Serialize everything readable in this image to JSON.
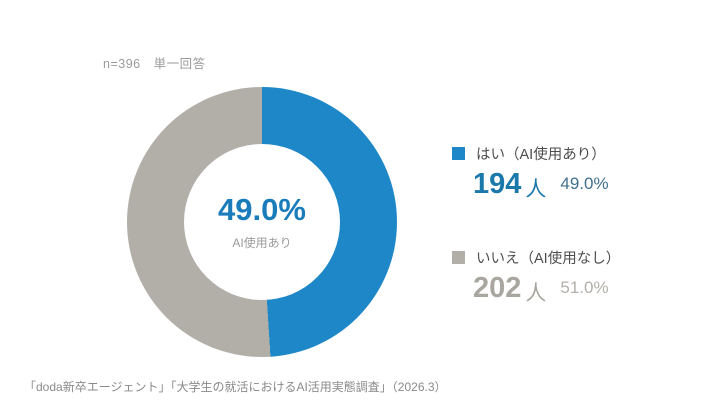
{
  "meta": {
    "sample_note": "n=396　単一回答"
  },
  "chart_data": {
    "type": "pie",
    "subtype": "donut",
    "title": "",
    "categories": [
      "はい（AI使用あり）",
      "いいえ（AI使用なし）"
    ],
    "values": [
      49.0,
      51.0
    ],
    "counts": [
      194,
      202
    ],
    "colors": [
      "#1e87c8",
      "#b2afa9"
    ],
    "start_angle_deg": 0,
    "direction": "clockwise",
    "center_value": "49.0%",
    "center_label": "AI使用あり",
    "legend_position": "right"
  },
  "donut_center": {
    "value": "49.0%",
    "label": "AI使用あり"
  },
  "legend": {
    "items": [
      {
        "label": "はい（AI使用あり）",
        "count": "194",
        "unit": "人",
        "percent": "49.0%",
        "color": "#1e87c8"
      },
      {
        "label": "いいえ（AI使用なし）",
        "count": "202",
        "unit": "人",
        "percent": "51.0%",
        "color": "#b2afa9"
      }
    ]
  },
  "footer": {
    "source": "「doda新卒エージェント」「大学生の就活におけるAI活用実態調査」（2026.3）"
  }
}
________________________________________
- Given task -
Every line of the data above should be quoted exactly. Omit the pictures.

- Result for this exercise -
Serialize everything readable in this image to JSON.
{
  "meta": {
    "sample_note": "n=396　単一回答"
  },
  "chart_data": {
    "type": "pie",
    "subtype": "donut",
    "title": "",
    "categories": [
      "はい（AI使用あり）",
      "いいえ（AI使用なし）"
    ],
    "values": [
      49.0,
      51.0
    ],
    "counts": [
      194,
      202
    ],
    "colors": [
      "#1e87c8",
      "#b2afa9"
    ],
    "start_angle_deg": 0,
    "direction": "clockwise",
    "center_value": "49.0%",
    "center_label": "AI使用あり",
    "legend_position": "right"
  },
  "donut_center": {
    "value": "49.0%",
    "label": "AI使用あり"
  },
  "legend": {
    "items": [
      {
        "label": "はい（AI使用あり）",
        "count": "194",
        "unit": "人",
        "percent": "49.0%",
        "color": "#1e87c8"
      },
      {
        "label": "いいえ（AI使用なし）",
        "count": "202",
        "unit": "人",
        "percent": "51.0%",
        "color": "#b2afa9"
      }
    ]
  },
  "footer": {
    "source": "「doda新卒エージェント」「大学生の就活におけるAI活用実態調査」（2026.3）"
  }
}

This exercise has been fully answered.